*Requirement*: Pull out every line with the word "into" from the entries below.

[Figure collection entries]
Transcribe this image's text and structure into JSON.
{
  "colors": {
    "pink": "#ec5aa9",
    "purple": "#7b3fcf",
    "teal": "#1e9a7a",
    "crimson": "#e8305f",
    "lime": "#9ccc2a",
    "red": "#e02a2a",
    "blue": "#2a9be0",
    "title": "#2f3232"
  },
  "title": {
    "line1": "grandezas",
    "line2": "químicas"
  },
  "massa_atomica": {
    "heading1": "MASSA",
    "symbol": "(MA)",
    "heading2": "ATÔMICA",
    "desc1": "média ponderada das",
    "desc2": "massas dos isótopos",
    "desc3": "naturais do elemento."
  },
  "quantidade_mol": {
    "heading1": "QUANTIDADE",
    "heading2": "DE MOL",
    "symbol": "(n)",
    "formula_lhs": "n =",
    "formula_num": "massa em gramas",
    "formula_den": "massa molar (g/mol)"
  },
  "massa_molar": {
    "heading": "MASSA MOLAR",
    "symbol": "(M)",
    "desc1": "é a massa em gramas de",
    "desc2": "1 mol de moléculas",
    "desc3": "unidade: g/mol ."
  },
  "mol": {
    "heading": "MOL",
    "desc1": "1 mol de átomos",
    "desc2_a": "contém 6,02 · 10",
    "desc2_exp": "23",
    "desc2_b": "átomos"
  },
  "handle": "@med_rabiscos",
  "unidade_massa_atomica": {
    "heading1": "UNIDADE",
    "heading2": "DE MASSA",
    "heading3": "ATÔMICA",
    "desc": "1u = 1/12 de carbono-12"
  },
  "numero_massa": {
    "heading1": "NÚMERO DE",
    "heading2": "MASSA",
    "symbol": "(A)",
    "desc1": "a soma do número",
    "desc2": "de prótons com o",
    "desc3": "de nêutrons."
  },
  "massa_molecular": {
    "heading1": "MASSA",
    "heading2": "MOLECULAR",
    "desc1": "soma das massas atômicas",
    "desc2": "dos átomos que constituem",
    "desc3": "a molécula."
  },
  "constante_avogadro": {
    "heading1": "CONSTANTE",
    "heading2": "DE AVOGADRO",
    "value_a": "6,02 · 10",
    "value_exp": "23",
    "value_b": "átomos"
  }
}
==
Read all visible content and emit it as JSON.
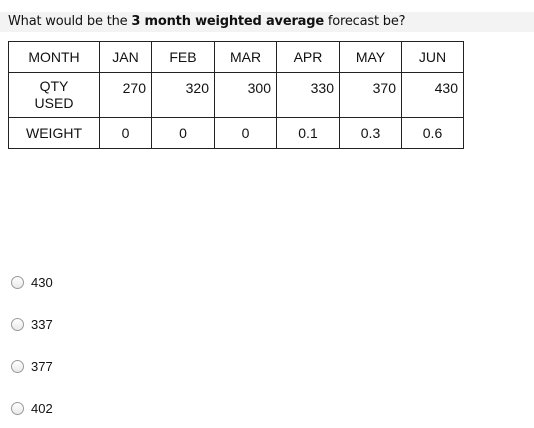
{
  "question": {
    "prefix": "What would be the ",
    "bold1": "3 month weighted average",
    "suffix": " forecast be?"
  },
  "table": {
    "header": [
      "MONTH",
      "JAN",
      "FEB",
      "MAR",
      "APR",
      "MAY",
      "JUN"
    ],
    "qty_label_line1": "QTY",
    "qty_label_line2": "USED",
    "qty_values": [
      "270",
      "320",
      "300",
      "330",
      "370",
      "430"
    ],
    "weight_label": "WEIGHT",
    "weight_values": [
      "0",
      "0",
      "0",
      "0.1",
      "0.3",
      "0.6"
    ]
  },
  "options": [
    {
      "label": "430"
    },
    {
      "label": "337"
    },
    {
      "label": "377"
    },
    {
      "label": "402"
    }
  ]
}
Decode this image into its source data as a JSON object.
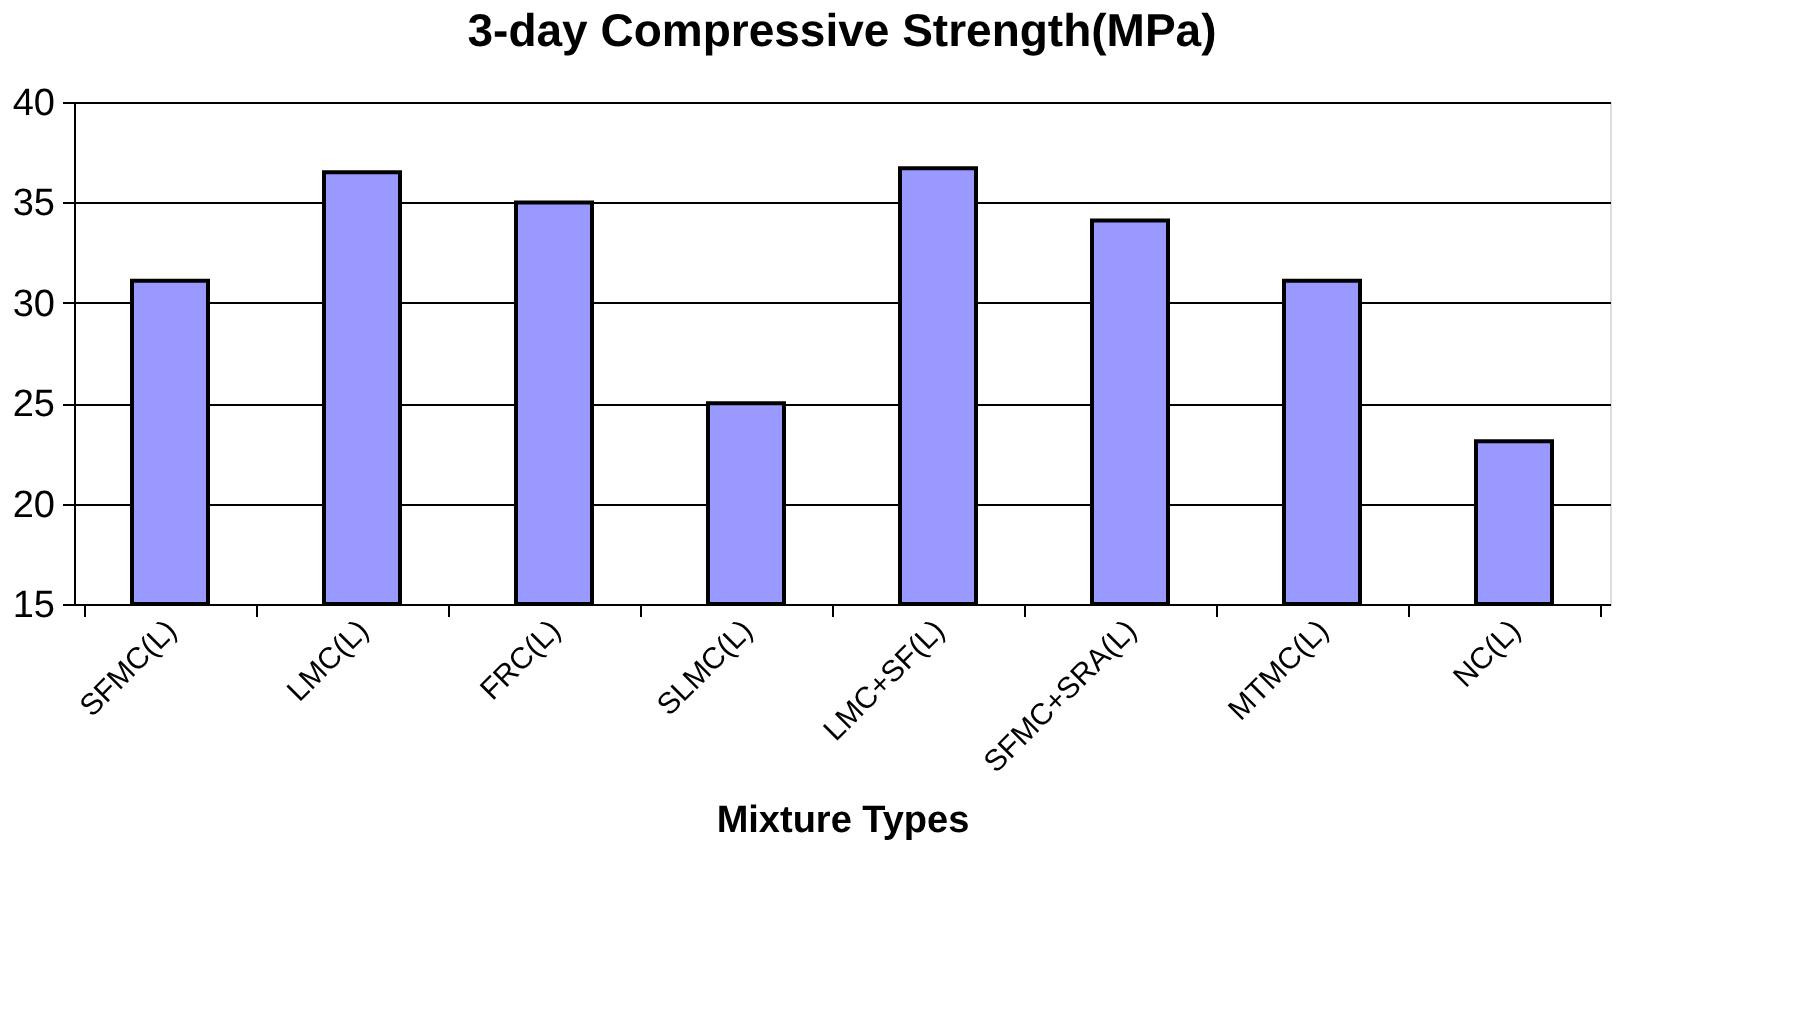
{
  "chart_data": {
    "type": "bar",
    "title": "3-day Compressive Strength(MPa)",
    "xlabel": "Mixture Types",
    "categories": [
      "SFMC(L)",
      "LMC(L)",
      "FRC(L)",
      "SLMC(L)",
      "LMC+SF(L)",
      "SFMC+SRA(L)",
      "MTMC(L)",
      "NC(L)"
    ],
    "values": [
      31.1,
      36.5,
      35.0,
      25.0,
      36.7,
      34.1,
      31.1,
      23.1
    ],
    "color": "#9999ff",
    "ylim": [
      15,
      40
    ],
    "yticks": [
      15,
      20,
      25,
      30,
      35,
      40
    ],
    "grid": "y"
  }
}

*Result below*:
Transcribe this image's text and structure into JSON.
Decode this image into its source data as a JSON object.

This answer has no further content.